__Request__
Copy every line of the records below that holds the word "image".

Dataset records
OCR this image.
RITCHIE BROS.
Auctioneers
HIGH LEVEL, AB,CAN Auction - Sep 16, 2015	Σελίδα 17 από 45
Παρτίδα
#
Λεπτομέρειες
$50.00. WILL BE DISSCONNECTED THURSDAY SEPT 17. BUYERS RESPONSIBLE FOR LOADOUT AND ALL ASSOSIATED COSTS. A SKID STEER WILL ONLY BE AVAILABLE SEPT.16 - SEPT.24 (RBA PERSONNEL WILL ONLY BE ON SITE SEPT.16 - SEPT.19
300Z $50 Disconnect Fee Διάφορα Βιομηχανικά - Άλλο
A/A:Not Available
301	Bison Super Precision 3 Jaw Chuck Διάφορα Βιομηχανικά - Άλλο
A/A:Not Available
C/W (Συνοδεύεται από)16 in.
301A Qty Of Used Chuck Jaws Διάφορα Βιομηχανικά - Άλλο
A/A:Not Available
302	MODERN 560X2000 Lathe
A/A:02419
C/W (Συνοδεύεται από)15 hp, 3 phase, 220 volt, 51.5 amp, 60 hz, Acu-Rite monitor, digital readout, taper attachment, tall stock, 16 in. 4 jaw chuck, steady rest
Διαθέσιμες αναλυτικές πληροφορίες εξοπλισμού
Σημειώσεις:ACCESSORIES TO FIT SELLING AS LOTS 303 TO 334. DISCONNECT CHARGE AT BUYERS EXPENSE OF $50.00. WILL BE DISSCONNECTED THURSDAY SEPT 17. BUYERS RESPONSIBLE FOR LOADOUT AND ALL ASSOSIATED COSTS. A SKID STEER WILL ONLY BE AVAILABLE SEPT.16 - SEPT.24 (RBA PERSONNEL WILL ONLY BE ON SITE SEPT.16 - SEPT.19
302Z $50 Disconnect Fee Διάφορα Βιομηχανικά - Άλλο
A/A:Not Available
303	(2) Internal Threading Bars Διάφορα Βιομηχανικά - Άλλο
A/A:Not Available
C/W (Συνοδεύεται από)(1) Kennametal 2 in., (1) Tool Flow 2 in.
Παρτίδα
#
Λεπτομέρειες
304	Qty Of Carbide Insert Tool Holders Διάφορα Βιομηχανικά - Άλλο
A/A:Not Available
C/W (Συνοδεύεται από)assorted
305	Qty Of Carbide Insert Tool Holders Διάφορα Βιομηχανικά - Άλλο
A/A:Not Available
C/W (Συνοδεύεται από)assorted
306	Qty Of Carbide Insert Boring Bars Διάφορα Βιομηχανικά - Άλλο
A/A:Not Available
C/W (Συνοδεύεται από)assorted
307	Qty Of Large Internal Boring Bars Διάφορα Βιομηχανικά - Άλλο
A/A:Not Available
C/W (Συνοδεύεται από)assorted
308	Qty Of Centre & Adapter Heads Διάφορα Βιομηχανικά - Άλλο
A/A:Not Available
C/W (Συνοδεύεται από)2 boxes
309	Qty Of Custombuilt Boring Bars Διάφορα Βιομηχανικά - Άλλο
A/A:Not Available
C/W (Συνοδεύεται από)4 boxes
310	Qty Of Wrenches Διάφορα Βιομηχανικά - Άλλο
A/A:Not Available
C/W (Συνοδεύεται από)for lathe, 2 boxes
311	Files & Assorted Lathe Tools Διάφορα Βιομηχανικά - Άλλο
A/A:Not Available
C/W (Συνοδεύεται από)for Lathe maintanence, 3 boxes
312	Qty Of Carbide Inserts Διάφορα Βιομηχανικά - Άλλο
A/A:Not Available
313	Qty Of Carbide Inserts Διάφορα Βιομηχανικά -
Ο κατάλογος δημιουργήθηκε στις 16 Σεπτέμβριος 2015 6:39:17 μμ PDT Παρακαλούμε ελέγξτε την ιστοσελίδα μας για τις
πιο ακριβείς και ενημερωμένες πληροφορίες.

* * *

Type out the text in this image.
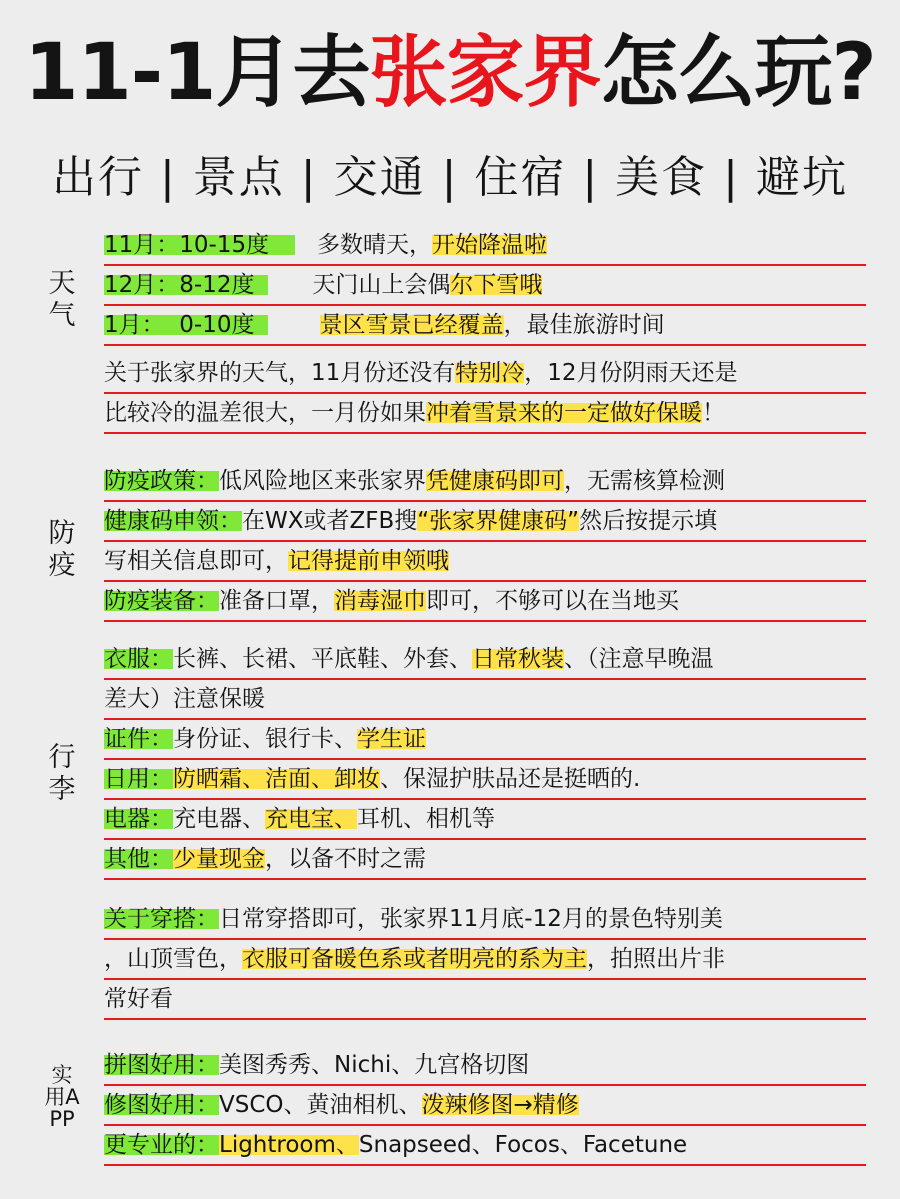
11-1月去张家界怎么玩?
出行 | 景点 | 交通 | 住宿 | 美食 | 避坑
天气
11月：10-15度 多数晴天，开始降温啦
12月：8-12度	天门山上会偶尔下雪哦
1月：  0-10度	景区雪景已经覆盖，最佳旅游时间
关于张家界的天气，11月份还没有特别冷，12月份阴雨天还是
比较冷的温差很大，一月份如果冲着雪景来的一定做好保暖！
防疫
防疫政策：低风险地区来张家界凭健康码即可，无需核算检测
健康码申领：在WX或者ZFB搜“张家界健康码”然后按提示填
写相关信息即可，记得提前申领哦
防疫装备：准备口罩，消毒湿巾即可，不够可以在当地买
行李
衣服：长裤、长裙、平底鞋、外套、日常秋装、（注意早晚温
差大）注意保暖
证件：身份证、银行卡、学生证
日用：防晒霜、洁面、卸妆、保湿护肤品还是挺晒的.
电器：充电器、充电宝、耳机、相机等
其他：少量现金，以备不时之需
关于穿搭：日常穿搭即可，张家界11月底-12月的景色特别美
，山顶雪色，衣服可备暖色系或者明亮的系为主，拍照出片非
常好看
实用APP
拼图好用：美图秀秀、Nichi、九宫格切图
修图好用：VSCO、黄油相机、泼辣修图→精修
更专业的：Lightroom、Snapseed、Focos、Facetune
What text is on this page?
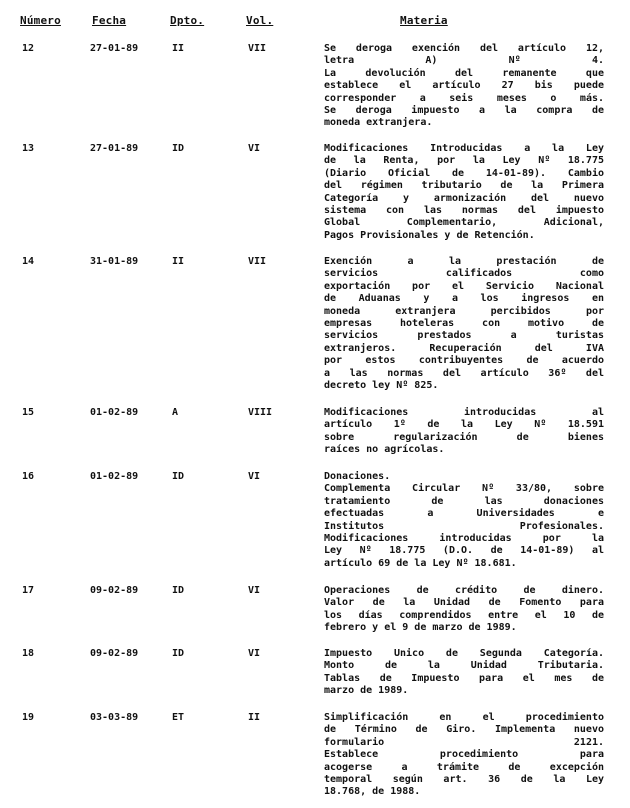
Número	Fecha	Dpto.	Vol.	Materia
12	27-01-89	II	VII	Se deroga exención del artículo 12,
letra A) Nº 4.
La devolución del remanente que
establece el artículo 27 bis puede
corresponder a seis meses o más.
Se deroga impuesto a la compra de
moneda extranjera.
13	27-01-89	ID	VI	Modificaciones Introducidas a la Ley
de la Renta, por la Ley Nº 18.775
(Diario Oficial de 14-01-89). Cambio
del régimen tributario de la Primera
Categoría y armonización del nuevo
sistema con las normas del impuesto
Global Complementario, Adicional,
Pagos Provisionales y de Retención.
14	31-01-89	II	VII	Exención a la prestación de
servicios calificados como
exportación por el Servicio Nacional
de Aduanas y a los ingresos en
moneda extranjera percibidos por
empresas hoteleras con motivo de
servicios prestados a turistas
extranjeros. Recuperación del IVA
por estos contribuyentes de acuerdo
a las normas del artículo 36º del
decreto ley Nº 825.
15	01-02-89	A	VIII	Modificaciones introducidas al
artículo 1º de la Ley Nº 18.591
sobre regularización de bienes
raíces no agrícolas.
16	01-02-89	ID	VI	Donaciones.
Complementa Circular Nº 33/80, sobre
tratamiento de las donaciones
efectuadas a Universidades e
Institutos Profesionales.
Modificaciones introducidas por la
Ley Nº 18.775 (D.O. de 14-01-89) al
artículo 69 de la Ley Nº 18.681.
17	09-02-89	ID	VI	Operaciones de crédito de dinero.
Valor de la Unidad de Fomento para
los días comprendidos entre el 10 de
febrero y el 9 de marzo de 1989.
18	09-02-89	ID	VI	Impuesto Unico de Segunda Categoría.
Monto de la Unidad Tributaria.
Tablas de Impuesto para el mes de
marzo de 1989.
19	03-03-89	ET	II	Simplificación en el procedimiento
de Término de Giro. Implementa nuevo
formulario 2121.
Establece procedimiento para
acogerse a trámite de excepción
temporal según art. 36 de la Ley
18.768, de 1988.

* * *

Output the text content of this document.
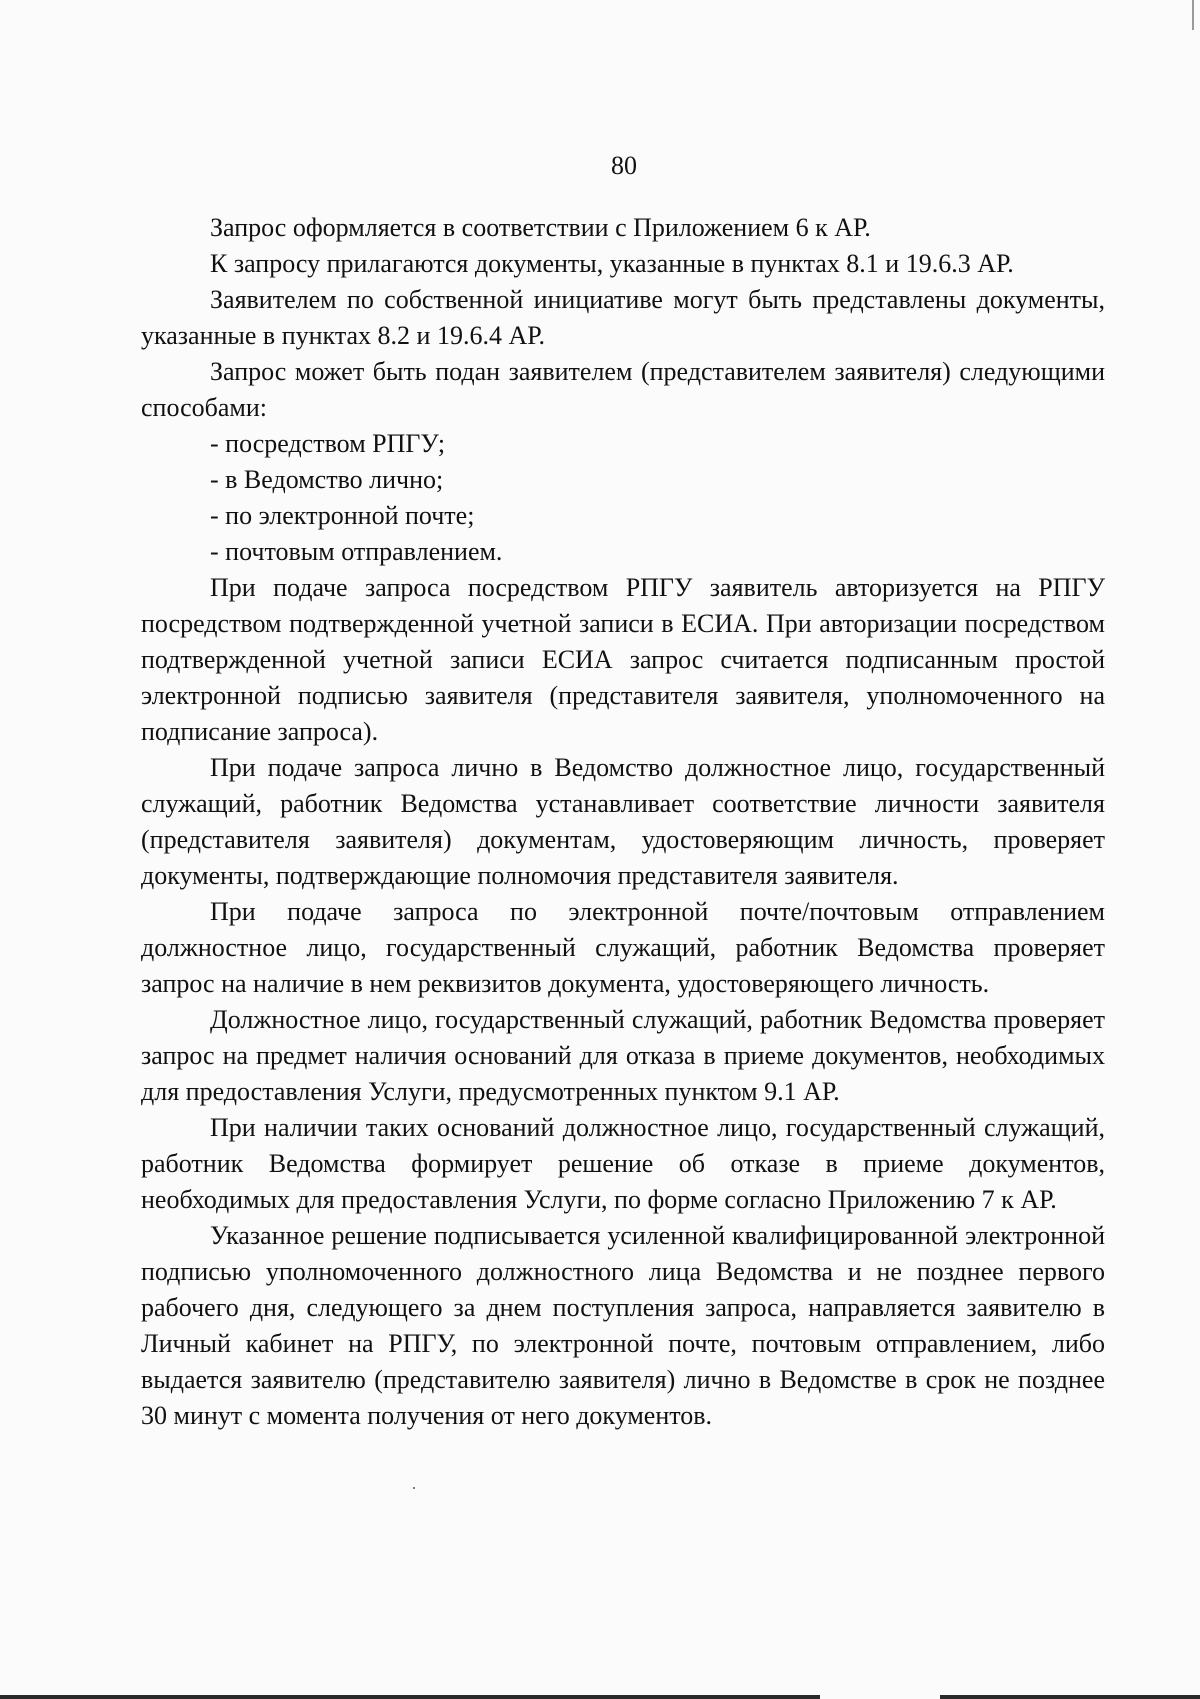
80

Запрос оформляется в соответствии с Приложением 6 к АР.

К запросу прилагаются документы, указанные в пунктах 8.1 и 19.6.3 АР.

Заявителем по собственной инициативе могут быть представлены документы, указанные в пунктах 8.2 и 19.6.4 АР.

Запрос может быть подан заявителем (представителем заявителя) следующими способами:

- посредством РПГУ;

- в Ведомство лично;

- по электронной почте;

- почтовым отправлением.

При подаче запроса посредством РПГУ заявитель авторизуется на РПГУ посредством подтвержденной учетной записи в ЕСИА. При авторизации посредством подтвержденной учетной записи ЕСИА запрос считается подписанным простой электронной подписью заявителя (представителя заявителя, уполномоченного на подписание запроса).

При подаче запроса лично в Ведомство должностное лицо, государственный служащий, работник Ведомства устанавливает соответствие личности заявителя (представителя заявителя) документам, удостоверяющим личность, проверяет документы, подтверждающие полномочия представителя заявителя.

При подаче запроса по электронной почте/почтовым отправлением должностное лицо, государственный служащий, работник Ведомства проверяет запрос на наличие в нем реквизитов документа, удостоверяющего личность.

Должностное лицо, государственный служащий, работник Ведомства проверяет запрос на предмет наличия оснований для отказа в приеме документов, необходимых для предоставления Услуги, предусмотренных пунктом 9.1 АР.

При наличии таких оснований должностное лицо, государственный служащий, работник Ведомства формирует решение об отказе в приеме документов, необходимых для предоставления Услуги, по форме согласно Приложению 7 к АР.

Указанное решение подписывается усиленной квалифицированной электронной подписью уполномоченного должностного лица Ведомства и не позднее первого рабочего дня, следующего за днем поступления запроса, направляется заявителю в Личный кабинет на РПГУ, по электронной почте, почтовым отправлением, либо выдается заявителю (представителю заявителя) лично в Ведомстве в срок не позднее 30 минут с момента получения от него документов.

__Answer to this problem__
OCR this image.
Type out the text in this image.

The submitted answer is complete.